Return the lines below that carry the word "text".

■ DATA SECTION
□ □ □ □
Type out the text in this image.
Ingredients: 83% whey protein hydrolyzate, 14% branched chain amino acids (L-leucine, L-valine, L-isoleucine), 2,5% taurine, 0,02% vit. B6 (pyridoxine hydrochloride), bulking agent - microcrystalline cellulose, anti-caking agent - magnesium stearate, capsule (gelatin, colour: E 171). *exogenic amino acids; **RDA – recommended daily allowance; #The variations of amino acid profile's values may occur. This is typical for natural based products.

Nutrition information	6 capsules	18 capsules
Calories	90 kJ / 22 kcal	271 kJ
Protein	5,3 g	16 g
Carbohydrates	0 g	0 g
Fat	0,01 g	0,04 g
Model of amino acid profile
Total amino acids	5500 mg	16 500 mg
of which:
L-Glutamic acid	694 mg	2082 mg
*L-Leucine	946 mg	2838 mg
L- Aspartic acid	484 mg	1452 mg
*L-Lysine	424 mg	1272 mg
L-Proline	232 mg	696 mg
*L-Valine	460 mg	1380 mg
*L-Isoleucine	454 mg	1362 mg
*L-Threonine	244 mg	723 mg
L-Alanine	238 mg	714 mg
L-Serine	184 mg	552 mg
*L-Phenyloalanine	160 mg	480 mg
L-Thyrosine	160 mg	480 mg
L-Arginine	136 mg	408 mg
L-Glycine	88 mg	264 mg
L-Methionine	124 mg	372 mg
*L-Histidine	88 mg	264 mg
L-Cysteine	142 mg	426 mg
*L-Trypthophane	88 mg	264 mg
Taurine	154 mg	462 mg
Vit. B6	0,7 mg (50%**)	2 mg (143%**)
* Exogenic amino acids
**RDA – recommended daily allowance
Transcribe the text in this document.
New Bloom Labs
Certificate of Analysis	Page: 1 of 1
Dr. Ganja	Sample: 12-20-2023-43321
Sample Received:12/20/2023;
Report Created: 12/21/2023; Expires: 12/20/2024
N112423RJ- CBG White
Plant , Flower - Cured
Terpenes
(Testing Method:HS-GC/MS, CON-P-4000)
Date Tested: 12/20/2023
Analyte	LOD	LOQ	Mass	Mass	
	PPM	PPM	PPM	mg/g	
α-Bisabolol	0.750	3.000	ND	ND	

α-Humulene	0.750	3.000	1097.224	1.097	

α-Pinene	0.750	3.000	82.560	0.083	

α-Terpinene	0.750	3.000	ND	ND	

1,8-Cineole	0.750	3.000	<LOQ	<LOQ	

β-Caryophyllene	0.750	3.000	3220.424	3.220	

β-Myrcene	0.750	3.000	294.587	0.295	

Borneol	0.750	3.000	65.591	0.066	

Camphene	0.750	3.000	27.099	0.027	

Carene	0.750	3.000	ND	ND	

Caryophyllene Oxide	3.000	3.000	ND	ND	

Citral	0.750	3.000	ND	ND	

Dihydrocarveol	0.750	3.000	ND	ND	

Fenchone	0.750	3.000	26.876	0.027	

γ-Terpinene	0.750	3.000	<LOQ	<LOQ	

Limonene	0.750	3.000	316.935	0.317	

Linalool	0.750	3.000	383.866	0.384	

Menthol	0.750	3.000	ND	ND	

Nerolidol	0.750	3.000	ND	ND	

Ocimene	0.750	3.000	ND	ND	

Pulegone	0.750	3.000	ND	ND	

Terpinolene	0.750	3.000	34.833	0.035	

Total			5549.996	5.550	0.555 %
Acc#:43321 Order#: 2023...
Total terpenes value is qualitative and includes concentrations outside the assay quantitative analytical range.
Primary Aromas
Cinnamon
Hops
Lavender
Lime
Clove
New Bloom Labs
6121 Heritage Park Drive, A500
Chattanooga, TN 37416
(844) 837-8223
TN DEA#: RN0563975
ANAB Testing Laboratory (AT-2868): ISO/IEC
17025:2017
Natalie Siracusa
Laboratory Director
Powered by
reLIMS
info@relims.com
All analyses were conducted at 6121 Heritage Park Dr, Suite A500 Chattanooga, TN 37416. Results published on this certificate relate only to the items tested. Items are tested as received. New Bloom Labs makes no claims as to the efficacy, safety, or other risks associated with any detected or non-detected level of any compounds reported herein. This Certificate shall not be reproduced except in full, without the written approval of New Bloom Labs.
□ □ □ □
■ ANSWER TO THIS TASK
Type out the text in this image.
Transcribe the text in this document.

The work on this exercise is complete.